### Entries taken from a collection
>> begin

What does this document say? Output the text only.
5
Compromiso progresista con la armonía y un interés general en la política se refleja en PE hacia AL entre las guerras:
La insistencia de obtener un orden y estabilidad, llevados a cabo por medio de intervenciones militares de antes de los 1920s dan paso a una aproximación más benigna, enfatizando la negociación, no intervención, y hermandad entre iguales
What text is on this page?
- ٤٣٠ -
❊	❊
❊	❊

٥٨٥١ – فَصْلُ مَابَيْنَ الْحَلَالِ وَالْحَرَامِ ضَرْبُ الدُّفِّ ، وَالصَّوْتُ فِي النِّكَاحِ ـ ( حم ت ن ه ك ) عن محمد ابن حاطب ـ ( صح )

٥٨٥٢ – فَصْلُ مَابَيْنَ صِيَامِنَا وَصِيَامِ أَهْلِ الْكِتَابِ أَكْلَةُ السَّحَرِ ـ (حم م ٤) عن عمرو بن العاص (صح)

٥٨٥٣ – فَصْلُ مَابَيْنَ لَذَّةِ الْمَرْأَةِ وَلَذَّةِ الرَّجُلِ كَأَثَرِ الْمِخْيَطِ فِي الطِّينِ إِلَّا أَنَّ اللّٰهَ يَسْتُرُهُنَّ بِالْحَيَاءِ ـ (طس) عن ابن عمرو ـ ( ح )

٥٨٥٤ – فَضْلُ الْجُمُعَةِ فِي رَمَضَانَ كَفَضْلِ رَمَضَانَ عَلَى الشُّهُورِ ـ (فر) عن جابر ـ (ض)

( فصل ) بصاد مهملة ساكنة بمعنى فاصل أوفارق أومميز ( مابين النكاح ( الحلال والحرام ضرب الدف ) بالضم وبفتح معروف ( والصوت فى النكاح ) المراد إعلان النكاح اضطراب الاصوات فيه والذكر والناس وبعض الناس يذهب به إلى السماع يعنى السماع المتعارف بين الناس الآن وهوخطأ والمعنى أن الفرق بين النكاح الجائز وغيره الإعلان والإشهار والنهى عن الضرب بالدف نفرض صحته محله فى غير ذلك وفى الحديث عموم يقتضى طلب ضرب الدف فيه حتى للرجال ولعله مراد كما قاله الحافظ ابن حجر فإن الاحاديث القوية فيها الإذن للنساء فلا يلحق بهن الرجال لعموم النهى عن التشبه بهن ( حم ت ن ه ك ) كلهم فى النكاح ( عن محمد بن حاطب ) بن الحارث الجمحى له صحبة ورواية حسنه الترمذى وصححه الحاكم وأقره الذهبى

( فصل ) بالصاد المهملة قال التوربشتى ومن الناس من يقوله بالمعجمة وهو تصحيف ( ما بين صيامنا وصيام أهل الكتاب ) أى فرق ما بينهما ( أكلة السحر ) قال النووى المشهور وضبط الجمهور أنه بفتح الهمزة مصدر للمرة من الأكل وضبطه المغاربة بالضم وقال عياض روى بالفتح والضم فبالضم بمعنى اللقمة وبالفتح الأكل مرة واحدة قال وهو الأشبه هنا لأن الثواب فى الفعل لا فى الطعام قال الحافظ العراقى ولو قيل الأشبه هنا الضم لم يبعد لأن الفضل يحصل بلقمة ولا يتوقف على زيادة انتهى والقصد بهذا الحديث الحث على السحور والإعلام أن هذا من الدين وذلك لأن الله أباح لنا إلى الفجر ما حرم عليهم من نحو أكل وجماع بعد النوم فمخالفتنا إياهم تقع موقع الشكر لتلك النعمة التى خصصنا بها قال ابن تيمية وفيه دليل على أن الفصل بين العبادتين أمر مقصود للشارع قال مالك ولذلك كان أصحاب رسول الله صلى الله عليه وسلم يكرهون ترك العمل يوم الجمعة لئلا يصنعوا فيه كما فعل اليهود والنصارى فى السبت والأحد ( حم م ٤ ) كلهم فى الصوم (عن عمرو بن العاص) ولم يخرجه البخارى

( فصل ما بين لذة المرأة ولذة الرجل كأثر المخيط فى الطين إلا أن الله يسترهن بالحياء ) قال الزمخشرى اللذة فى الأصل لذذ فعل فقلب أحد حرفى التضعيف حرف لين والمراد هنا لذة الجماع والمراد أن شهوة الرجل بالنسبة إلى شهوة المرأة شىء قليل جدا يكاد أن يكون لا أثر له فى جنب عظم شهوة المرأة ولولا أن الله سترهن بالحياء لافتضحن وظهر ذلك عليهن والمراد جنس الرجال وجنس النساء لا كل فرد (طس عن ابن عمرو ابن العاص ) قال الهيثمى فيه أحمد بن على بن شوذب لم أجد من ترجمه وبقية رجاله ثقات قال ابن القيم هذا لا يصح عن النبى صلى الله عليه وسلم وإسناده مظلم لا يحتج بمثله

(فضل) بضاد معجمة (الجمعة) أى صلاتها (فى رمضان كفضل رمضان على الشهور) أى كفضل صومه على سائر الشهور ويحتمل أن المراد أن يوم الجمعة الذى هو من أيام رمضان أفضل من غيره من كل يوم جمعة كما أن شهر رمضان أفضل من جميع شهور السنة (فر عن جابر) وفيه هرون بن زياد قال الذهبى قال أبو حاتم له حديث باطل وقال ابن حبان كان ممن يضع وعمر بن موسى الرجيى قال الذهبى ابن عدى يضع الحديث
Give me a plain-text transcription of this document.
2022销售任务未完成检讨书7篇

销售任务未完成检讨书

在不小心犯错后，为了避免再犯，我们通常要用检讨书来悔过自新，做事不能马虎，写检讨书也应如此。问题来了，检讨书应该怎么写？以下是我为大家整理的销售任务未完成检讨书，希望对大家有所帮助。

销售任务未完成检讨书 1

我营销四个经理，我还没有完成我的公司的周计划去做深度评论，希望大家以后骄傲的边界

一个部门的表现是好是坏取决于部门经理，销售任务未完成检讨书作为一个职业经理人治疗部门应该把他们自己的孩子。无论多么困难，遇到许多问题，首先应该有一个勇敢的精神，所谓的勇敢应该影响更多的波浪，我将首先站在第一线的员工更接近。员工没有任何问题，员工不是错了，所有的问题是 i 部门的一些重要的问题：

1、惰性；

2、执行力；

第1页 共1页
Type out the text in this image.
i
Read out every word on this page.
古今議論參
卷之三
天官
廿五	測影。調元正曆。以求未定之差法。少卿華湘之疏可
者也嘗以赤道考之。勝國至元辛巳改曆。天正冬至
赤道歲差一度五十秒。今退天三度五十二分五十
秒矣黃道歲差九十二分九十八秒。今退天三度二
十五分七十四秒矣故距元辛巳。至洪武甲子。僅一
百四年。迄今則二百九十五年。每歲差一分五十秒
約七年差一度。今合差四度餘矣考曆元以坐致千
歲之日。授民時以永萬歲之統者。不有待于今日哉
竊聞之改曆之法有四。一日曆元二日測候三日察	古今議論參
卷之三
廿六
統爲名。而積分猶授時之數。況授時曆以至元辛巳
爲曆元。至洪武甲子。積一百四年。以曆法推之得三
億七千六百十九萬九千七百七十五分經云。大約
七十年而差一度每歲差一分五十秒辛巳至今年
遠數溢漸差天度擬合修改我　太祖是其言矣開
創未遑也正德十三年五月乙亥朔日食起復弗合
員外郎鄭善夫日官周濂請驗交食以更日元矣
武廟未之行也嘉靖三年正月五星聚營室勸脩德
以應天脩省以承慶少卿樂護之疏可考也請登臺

>> end

### Task requirements
Review the material and copy each line in which the word "محمد" appears.

### Worked solution
٥٨٥١ – فَصْلُ مَابَيْنَ الْحَلَالِ وَالْحَرَامِ ضَرْبُ الدُّفِّ ، وَالصَّوْتُ فِي النِّكَاحِ ـ ( حم ت ن ه ك ) عن محمد ابن حاطب ـ ( صح )
( فصل ) بصاد مهملة ساكنة بمعنى فاصل أوفارق أومميز ( مابين النكاح ( الحلال والحرام ضرب الدف ) بالضم وبفتح معروف ( والصوت فى النكاح ) المراد إعلان النكاح اضطراب الاصوات فيه والذكر والناس وبعض الناس يذهب به إلى السماع يعنى السماع المتعارف بين الناس الآن وهوخطأ والمعنى أن الفرق بين النكاح الجائز وغيره الإعلان والإشهار والنهى عن الضرب بالدف نفرض صحته محله فى غير ذلك وفى الحديث عموم يقتضى طلب ضرب الدف فيه حتى للرجال ولعله مراد كما قاله الحافظ ابن حجر فإن الاحاديث القوية فيها الإذن للنساء فلا يلحق بهن الرجال لعموم النهى عن التشبه بهن ( حم ت ن ه ك ) كلهم فى النكاح ( عن محمد بن حاطب ) بن الحارث الجمحى له صحبة ورواية حسنه الترمذى وصححه الحاكم وأقره الذهبى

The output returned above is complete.